▸ What to produce:
From the entries provided below, copy each line that contains the word "ylabel".

+---+

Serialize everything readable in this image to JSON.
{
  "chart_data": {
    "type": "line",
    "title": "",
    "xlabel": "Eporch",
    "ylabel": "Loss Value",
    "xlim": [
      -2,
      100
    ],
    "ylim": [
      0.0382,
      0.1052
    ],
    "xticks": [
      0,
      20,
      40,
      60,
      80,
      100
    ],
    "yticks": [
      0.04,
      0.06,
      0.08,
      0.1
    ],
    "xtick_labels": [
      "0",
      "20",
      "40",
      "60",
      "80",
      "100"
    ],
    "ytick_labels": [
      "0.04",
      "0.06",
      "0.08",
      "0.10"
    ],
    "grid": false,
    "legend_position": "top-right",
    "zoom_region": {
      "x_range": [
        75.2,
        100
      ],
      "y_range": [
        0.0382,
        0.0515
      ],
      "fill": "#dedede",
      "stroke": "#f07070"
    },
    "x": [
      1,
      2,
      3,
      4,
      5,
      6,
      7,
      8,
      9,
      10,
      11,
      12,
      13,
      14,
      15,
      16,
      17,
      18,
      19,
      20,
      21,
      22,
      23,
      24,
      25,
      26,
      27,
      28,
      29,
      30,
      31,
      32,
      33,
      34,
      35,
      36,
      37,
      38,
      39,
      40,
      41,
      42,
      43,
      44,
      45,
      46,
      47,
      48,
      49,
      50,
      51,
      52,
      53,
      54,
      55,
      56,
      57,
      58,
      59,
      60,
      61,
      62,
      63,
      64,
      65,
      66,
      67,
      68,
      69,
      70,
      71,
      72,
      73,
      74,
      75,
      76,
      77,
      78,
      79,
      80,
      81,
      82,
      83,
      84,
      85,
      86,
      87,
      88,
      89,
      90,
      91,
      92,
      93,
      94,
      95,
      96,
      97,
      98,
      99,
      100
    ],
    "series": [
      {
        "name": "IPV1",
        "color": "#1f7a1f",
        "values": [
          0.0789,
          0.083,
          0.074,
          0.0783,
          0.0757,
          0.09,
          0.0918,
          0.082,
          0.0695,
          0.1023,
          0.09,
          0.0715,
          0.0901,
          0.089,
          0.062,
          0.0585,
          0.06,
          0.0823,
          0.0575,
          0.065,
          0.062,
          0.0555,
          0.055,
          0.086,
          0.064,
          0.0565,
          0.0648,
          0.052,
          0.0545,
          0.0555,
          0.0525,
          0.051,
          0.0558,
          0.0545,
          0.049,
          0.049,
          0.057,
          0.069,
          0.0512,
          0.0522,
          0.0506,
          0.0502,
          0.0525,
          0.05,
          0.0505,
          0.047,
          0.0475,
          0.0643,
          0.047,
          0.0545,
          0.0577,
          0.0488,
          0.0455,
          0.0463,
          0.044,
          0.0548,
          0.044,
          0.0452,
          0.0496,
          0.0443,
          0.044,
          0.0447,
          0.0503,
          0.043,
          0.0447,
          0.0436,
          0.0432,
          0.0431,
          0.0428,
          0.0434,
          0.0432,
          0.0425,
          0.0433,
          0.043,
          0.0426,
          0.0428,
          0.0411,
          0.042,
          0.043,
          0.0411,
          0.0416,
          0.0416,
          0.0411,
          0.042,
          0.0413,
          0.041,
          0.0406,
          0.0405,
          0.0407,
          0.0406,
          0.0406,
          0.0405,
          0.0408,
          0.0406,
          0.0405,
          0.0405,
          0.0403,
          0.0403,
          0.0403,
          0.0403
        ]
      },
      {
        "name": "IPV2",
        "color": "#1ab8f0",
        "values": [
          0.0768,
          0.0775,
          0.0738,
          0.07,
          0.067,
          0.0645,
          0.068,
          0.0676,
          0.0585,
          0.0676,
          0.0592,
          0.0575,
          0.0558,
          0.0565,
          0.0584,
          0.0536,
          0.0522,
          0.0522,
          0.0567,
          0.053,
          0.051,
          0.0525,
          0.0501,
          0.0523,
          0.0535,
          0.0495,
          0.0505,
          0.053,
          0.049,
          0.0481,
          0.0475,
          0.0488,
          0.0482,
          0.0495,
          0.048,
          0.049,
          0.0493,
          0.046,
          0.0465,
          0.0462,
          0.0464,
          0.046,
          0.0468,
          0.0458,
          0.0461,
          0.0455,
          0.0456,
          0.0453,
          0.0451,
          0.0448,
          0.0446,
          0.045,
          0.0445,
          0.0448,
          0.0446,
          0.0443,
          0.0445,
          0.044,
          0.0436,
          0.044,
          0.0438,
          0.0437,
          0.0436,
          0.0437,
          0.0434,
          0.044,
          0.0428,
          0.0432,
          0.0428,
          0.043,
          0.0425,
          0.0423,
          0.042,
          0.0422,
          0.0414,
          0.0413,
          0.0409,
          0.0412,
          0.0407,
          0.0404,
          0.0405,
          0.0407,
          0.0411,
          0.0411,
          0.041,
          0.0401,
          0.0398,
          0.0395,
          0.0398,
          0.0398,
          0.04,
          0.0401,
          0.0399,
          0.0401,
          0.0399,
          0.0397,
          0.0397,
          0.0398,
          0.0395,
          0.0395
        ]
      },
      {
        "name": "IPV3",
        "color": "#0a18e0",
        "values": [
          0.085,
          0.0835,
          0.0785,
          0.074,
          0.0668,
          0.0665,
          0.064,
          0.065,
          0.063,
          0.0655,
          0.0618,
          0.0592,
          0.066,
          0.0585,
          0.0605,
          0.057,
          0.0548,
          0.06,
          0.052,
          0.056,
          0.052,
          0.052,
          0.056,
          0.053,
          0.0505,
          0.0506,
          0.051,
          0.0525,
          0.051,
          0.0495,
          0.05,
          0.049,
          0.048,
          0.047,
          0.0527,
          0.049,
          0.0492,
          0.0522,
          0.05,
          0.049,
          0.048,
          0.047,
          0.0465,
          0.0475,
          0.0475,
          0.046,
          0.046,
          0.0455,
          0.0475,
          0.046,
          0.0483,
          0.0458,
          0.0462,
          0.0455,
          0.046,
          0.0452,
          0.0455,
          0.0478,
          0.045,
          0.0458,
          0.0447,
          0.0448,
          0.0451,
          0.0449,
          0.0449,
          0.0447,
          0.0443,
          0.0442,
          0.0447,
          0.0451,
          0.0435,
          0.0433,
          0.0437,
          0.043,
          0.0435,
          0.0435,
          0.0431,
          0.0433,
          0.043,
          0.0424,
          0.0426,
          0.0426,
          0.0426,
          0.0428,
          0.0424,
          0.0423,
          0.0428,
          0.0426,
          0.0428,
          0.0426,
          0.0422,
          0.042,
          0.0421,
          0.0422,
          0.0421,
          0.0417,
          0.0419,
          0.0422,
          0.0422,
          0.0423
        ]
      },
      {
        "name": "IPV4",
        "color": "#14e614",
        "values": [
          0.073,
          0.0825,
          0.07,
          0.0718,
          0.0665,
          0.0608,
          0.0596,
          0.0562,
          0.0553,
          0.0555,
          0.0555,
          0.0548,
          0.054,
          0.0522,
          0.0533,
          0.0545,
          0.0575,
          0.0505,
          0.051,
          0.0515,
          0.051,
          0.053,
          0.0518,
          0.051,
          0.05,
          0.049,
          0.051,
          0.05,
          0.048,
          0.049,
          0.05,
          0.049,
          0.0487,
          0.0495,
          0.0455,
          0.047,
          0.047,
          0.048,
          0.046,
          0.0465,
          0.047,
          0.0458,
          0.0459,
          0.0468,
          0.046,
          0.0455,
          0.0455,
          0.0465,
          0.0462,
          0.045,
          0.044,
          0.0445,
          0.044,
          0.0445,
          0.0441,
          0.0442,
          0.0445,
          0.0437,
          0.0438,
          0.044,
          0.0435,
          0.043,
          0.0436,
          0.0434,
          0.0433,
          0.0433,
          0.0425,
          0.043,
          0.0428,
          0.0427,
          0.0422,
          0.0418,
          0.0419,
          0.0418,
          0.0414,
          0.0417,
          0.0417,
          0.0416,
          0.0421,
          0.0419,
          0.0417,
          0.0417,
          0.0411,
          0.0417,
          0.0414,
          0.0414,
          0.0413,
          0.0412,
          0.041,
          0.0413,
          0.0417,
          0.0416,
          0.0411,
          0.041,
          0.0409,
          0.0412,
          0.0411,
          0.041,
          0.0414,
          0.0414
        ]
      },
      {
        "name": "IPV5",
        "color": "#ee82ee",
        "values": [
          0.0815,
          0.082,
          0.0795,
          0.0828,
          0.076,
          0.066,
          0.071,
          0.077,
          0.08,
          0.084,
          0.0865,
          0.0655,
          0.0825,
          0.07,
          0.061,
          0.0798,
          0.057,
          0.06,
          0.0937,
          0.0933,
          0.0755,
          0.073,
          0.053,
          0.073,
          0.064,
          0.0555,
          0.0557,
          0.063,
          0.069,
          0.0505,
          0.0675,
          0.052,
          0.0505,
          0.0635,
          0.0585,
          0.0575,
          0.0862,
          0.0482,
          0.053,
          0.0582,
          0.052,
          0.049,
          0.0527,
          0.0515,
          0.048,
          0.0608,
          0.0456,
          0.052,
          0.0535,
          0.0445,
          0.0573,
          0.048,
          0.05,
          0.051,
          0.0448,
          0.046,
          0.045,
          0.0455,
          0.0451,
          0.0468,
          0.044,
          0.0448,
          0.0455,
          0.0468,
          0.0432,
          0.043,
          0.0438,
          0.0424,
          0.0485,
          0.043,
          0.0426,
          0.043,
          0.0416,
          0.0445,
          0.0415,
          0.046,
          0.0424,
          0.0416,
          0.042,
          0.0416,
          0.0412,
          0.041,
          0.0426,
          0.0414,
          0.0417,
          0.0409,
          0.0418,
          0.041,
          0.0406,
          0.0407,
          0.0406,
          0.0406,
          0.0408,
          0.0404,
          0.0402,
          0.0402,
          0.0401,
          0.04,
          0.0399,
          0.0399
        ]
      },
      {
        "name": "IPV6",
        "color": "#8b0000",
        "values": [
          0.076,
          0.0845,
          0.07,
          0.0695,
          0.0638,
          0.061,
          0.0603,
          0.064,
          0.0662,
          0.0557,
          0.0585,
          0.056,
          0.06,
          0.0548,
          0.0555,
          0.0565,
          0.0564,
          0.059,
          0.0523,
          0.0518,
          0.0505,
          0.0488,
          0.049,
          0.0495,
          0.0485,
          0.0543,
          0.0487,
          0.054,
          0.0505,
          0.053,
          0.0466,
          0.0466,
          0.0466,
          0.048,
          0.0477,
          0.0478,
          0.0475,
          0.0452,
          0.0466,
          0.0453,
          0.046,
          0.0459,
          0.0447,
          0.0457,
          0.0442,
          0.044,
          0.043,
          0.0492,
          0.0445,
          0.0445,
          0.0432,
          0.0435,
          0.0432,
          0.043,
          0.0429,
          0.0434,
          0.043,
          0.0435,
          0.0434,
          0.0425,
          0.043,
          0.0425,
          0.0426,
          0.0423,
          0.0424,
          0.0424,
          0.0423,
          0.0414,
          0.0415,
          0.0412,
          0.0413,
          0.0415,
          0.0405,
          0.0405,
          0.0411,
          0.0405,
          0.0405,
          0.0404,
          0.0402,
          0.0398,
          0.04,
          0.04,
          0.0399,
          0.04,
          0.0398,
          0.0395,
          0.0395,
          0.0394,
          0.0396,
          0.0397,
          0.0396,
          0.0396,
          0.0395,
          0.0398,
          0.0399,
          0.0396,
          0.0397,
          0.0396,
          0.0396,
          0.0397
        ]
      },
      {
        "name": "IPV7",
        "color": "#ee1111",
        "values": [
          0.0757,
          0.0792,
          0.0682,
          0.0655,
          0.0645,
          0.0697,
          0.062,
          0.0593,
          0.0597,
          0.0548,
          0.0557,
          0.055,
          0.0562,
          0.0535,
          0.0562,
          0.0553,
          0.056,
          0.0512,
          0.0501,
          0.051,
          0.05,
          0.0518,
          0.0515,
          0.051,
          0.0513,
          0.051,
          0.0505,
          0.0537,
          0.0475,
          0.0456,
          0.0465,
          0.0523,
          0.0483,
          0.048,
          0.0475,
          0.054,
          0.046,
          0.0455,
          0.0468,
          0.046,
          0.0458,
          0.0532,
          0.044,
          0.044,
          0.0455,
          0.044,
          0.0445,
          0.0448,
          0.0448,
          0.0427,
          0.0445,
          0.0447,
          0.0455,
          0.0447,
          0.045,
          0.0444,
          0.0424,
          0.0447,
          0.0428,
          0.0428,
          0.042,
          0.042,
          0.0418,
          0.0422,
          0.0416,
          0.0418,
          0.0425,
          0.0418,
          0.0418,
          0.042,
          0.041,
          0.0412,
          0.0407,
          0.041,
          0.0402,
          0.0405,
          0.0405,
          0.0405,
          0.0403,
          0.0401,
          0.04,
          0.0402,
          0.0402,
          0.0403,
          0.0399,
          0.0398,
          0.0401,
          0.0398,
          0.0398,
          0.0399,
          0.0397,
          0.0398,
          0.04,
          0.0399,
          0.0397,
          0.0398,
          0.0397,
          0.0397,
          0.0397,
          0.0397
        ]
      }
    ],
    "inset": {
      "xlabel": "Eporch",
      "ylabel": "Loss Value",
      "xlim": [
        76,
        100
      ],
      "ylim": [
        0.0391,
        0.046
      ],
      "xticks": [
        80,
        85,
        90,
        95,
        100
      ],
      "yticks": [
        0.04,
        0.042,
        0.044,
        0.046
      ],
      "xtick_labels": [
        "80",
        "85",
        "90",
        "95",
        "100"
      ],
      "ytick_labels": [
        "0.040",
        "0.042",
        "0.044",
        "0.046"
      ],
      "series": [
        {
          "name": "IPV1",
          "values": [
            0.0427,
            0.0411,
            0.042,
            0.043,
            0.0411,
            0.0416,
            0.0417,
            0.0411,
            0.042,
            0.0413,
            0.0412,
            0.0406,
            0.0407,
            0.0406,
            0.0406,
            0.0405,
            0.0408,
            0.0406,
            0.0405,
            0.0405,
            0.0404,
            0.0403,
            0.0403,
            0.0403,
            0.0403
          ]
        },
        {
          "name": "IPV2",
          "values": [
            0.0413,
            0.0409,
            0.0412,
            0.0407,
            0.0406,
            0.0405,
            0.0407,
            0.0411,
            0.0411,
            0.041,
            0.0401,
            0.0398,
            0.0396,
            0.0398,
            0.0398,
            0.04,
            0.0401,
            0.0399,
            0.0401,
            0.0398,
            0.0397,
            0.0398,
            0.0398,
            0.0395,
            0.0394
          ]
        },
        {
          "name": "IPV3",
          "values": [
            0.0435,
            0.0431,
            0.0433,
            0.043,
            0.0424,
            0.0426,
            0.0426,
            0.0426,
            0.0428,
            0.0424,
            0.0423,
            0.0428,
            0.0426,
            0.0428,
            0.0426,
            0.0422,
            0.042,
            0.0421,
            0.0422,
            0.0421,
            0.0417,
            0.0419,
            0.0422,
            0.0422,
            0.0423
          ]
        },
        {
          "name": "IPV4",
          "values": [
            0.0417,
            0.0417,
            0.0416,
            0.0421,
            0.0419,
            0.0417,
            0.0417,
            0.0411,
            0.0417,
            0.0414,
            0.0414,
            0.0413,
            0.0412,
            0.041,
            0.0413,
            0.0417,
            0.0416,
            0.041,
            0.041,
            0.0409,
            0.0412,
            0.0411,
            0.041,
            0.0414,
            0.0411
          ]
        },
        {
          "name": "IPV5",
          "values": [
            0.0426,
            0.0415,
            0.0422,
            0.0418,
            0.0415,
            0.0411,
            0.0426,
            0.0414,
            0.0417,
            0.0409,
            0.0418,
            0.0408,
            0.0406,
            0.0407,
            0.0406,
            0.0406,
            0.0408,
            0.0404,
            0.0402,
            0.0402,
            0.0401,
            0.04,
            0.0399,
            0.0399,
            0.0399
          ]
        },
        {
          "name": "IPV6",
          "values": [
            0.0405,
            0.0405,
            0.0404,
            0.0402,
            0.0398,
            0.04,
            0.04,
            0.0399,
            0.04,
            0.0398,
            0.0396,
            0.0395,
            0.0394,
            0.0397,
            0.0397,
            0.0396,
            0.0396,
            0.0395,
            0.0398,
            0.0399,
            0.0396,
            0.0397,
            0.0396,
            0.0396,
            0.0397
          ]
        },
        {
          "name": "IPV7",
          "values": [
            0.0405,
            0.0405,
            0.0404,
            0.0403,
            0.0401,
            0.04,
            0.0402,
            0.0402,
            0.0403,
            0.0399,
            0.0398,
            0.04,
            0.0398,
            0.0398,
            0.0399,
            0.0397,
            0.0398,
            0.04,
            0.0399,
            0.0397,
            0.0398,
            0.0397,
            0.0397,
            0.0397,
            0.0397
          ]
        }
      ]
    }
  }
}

+---+

▸ Reply to the exercise:
    "ylabel": "Loss Value",
      "ylabel": "Loss Value",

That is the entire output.